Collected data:
• • • • •
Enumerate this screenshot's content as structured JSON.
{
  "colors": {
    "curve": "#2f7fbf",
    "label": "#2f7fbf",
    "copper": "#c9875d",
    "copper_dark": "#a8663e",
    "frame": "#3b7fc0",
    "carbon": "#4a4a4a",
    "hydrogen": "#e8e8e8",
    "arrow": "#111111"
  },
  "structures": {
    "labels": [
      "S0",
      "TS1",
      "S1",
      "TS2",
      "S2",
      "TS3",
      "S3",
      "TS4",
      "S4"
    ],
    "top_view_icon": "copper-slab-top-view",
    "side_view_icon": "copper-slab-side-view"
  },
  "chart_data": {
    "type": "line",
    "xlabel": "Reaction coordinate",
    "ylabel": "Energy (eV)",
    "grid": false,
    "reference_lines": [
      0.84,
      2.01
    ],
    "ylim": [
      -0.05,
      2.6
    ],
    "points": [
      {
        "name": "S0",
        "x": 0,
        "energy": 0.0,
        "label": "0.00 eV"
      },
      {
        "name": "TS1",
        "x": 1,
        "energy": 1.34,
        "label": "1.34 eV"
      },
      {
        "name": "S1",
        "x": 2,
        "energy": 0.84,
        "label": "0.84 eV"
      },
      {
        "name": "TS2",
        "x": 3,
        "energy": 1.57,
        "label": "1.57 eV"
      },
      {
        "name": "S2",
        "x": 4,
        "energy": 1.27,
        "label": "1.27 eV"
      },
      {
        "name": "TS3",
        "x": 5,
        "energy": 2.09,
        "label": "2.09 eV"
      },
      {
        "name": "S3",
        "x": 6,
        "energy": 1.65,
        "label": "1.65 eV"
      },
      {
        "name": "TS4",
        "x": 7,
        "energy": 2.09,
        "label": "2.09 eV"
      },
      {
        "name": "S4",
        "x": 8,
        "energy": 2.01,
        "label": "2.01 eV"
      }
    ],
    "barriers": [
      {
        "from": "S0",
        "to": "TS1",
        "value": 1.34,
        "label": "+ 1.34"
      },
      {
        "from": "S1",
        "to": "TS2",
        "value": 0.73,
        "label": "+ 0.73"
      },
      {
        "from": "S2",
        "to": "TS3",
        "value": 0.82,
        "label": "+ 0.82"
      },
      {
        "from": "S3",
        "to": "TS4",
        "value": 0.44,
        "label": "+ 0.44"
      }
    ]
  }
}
• • • • •
> **TO BE DONE**: Tally up how many lines in the preceding listing contain the word "slab". Give nothing but the number.

> **TASK RESULT**: 2